Segment Start: Document section

What does account for all of the trials and tribulations is the lack of flexibility that many companies find when they adopt the kind of big, totalizing IT systems that these mega-ERPs usually comprise. Previously, individual teams would have built up in-unit expertise for dealing with their particular IT challenges and the business needs with which they intersect. When businesses adopt these huge ERP systems all at once, they reduce the presence of shadow IT and information silos—but they do so at the cost of all of this accumulated knowledge, and the intra-unit flexibility and efficiency that it implies.
We’ve seen how this plays out time and again, and yet, businesses keep adopting for the kind of modern ERP approach that we’ve been discussing, perhaps because they’re not sufficiently familiar with the alternative: Postmodern ERP.
At a very high level, Postmodern ERP is a philosophy for creating a flexible IT infrastructure, in which different pieces of technology are adopted on their own merits and then networked intelligently with one another to promote connectivity. As Gartner points out, this can be applied to administrative ERP strategies and operational ERP strategies—with the latter being perhaps more relevant to manufacturers, shippers, freight forwarders, and other businesses that are dealing with a lot of complex moving parts.
In a manufacturing context, for instance, your order management team might try out a few different technology solutions for tracking customer orders and generating bills-of-materials for each one, ultimately adopting the one that they like best. Meanwhile, the inventory manager chooses a different system for live inventory monitoring that collects real-time data from smart pallets and other sensors throughout the warehouse. In the past, these two disparate solutions might have led to information silos, which could in turn create disconnect between these two functions and, inevitably, production delays. In a Postmodern ERP environment, these solutions would be connected via a small, central ERP solution so as to remain interoperable with one another.
In the opening paragraphs, we gave a brief account of how a company’s ERP system can help or hurt operations, but let’s take a slightly closer look at the particular ERP challenges that make Postmodern ERP necessary. Fundamentally, your company’s choice of ERP strategy will always be a balancing act between competing sources of value. On the one hand, a “best-of-breed” approach in which every team chooses the top performing IT solution for their particular function offers each individual business unit the chance to maximize the functionality of their software. Your production planners would adopt the system that bests maximizes throughput and minimizes disruptions, while the team in charge of invoicing for customer orders would use something unrelated. This presents obvious value for the individual teams, but increases the likelihood of silos cropping up even between related business functions.

Segment End: Document section
Segment Start: Entries supplied

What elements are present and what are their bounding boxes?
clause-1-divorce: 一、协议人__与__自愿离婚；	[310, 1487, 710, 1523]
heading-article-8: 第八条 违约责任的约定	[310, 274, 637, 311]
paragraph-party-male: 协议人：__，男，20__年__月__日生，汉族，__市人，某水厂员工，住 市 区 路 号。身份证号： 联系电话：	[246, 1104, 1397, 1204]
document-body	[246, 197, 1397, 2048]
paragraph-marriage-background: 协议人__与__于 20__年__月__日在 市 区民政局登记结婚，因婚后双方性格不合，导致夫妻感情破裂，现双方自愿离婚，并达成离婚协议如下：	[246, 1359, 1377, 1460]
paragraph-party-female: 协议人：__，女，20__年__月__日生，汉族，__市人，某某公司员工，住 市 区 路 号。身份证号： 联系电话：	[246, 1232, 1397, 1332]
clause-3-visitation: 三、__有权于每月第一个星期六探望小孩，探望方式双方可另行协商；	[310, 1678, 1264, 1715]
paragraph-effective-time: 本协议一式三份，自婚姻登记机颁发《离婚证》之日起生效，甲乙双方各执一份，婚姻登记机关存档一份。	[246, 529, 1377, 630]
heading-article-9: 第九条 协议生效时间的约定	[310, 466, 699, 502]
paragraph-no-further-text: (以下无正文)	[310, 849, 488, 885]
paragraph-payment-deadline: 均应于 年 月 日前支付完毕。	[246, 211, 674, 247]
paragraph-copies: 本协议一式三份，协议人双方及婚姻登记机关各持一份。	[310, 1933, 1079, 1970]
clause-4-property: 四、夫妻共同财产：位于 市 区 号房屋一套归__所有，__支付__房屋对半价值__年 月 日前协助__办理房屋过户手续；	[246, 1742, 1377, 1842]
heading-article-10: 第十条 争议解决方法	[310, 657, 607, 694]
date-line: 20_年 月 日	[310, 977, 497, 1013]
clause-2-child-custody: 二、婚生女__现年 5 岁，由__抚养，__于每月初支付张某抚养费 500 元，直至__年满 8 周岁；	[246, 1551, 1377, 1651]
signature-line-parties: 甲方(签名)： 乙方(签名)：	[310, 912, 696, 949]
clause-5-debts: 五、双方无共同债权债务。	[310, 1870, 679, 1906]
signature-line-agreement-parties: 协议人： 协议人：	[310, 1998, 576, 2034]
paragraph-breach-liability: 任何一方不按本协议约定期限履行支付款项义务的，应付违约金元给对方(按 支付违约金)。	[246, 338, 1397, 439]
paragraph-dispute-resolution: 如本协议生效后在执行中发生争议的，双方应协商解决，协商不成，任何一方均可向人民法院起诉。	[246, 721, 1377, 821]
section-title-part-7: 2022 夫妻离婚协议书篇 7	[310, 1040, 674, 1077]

Segment End: Entries supplied

■ **Task set**
• a. In the passage on Postmodern ERP, what keeps the order management team's solution and the inventory manager's system interoperable in a Postmodern ERP environment?
• b. The passage on Postmodern ERP names specific kinds of businesses for which operational ERP strategies may be especially relevant. List every one of them.
• c. Carry on the passage on Postmodern ERP from its final sentence.

■ **Answers by item number**
• a. A small, central ERP solution connects them.

• b. Manufacturers, shippers, and freight forwarders.

• c.
With a modern ERP setup, on the other hand, you reduce the possibility of silos and disconnect at the expense of the particular and unique needs of each team. Everyone adopts the same software solution all at once, and they all figure out how to maximize its value for their particular tasks. Often, if a users find that they can’t perform a particular action (say, visualize relevant KPIs relating to a production run), they’ll find another piece of software that will enable them to do so—and they’ll often implement it without explicit stakeholder approval, resulting in shadow IT. The result is, again, disruptions and disconnect—exactly the things that an overarching ERP system is meant to stave off.
The challenges above should strongly suggest the need for a third path that synthesizes these two old-school ERP strategies. You want functionality, but you shouldn’t sacrifice too much cohesion to achieve it. Likewise, you want a shared infrastructure for visualizing data and making decisions, but you don’t want to hamstring your individual teams with restrictive IT parameters. Thus, Postmodern ERP.
It’s here that some businesses fall under the misapprehension that Postmodern ERP and best-of-breed are essentially the same thing. The crucial difference between the two is that in Postmodern ERP there’s a strong emphasis placed on interconnectivity and interoperability—an emphasis that isn’t traditionally part of best-of-breed strategies. Rather than each function choosing its software solutions independently, teams seek out solutions that will scale easily and integrate efficiently with existing systems. This means that, while you might make a tradeoff between functionality and connectivity, the contrast is much less stark.
Okay, we’ve seen some of the potential pitfalls of traditional ways of implementing ERP software—pitfalls that Postmodern ERP helps businesses to avoid—but how does Postmodern ERP add positive value in its own right? To begin with, there are a handful of ways:
These aren’t the only ways in which this technique can help to smooth out the value chain for manufacturers and other complex businesses, but they should offer a good suggestion of the ways that this strategy can impact a particular organization. Ultimately, a Postmodern ERP mindset is less about the particulars of the software you’re adopting and more about the values your company wants to live by—representing an agile, flexible, and modern mindset that can help businesses to become proactive, rather than reactive, when addressing changing business needs and market conditions.